» **What to do**:
Look through the material and copy each line holding "this".

(Stored entries)

++++++++++

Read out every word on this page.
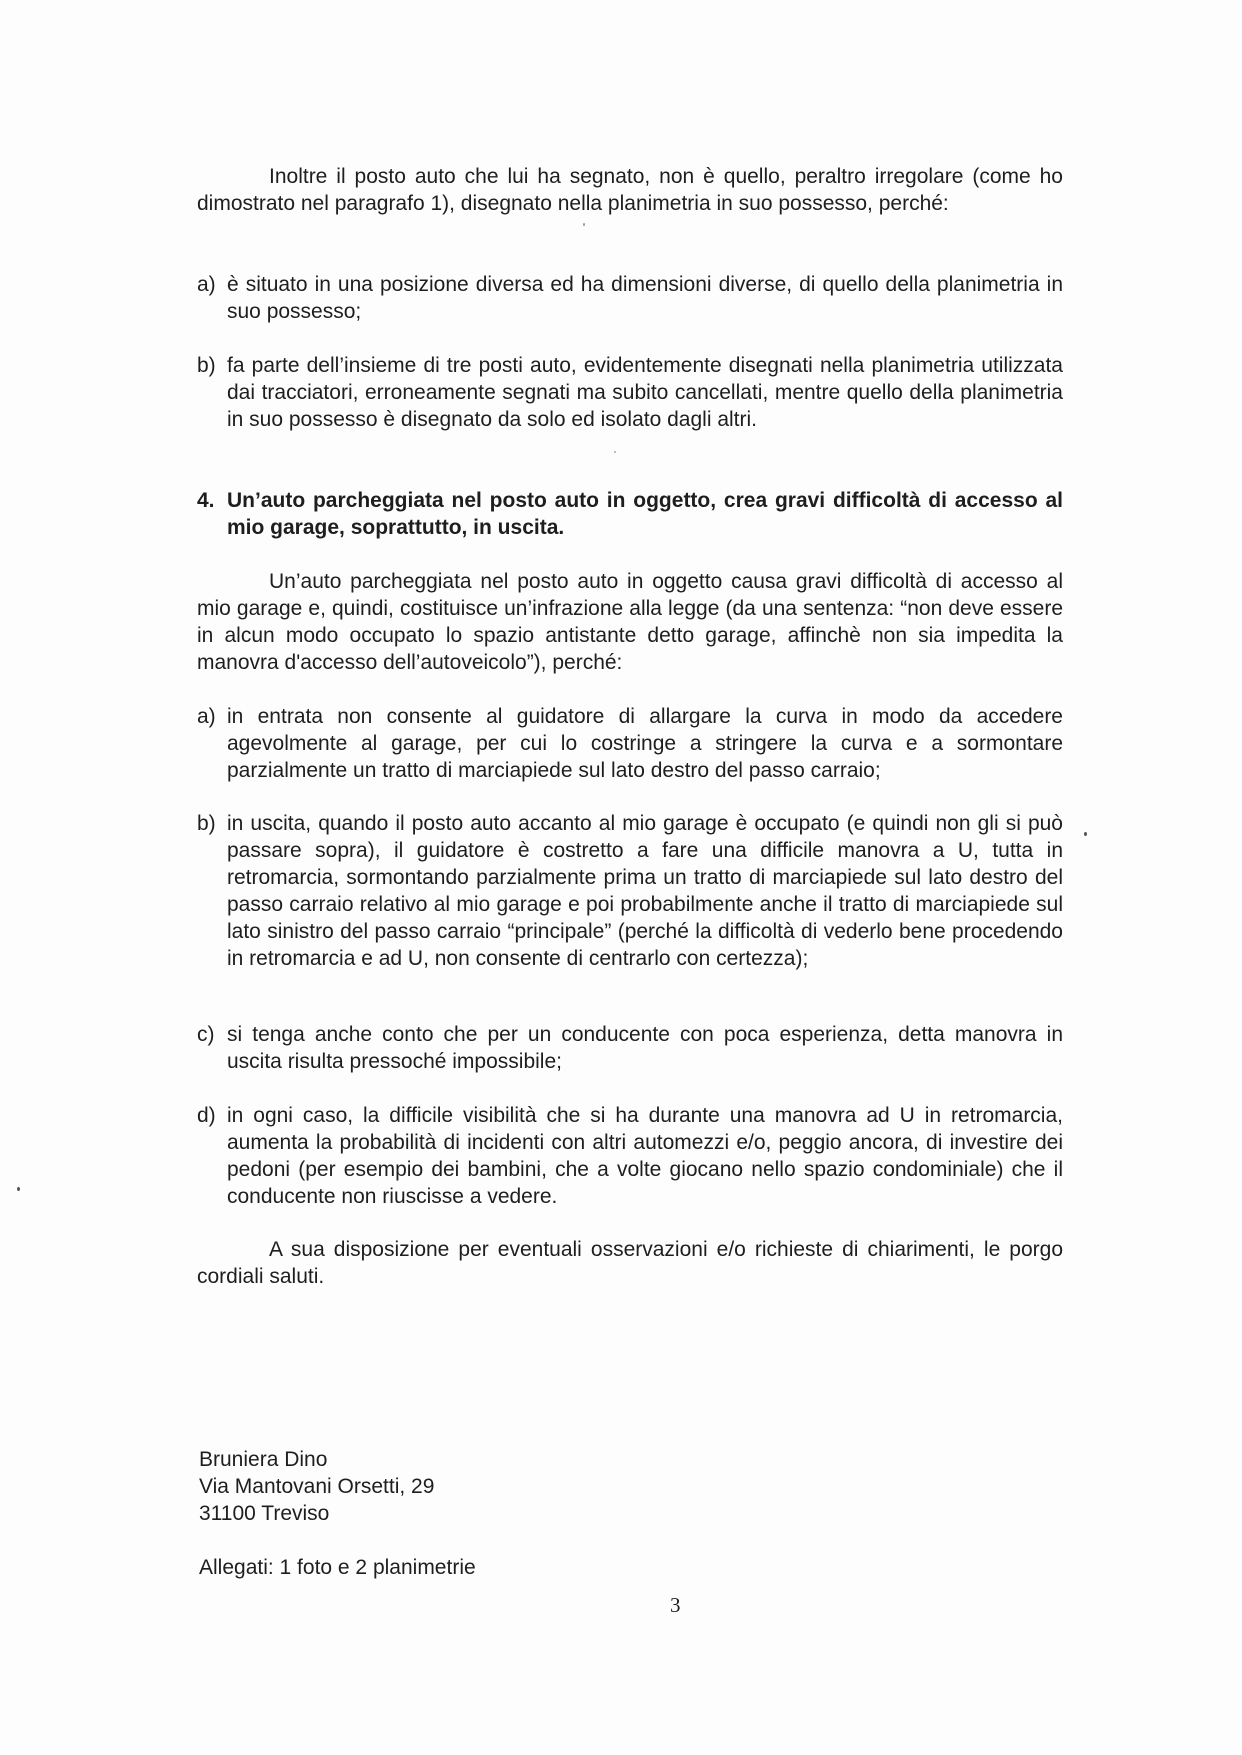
Inoltre il posto auto che lui ha segnato, non è quello, peraltro irregolare (come ho dimostrato nel paragrafo 1), disegnato nella planimetria in suo possesso, perché:
a) è situato in una posizione diversa ed ha dimensioni diverse, di quello della planimetria in suo possesso;
b) fa parte dell’insieme di tre posti auto, evidentemente disegnati nella planimetria utilizzata dai tracciatori, erroneamente segnati ma subito cancellati, mentre quello della planimetria in suo possesso è disegnato da solo ed isolato dagli altri.
4. Un’auto parcheggiata nel posto auto in oggetto, crea gravi difficoltà di accesso al mio garage, soprattutto, in uscita.
Un’auto parcheggiata nel posto auto in oggetto causa gravi difficoltà di accesso al mio garage e, quindi, costituisce un’infrazione alla legge (da una sentenza: “non deve essere in alcun modo occupato lo spazio antistante detto garage, affinchè non sia impedita la manovra d'accesso dell’autoveicolo”), perché:
a) in entrata non consente al guidatore di allargare la curva in modo da accedere agevolmente al garage, per cui lo costringe a stringere la curva e a sormontare parzialmente un tratto di marciapiede sul lato destro del passo carraio;
b) in uscita, quando il posto auto accanto al mio garage è occupato (e quindi non gli si può passare sopra), il guidatore è costretto a fare una difficile manovra a U, tutta in retromarcia, sormontando parzialmente prima un tratto di marciapiede sul lato destro del passo carraio relativo al mio garage e poi probabilmente anche il tratto di marciapiede sul lato sinistro del passo carraio “principale” (perché la difficoltà di vederlo bene procedendo in retromarcia e ad U, non consente di centrarlo con certezza);
c) si tenga anche conto che per un conducente con poca esperienza, detta manovra in uscita risulta pressoché impossibile;
d) in ogni caso, la difficile visibilità che si ha durante una manovra ad U in retromarcia, aumenta la probabilità di incidenti con altri automezzi e/o, peggio ancora, di investire dei pedoni (per esempio dei bambini, che a volte giocano nello spazio condominiale) che il conducente non riuscisse a vedere.
A sua disposizione per eventuali osservazioni e/o richieste di chiarimenti, le porgo cordiali saluti.
Bruniera Dino
Via Mantovani Orsetti, 29
31100 Treviso
Allegati: 1 foto e 2 planimetrie
3
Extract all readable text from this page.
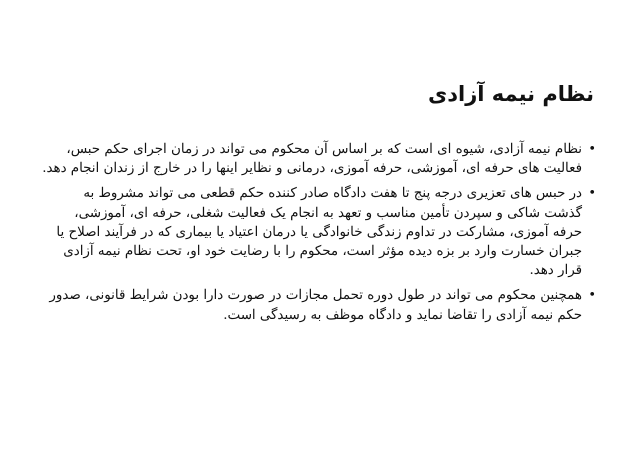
نظام نیمه آزادی
•
نظام نیمه آزادی، شیوه ای است که بر اساس آن محکوم می تواند در زمان اجرای حکم حبس، فعالیت های حرفه ای، آموزشی، حرفه آموزی، درمانی و نظایر اینها را در خارج از زندان انجام دهد.
•
در حبس های تعزیری درجه پنج تا هفت دادگاه صادر کننده حکم قطعی می تواند مشروط به گذشت شاکی و سپردن تأمین مناسب و تعهد به انجام یک فعالیت شغلی، حرفه ای، آموزشی، حرفه آموزی، مشارکت در تداوم زندگی خانوادگی یا درمان اعتیاد یا بیماری که در فرآیند اصلاح یا جبران خسارت وارد بر بزه دیده مؤثر است، محکوم را با رضایت خود او، تحت نظام نیمه آزادی قرار دهد.
•
همچنین محکوم می تواند در طول دوره تحمل مجازات در صورت دارا بودن شرایط قانونی، صدور حکم نیمه آزادی را تقاضا نماید و دادگاه موظف به رسیدگی است.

++++++++++

» **Response below**:
Read out every word on this page.
Extract all readable text from this page.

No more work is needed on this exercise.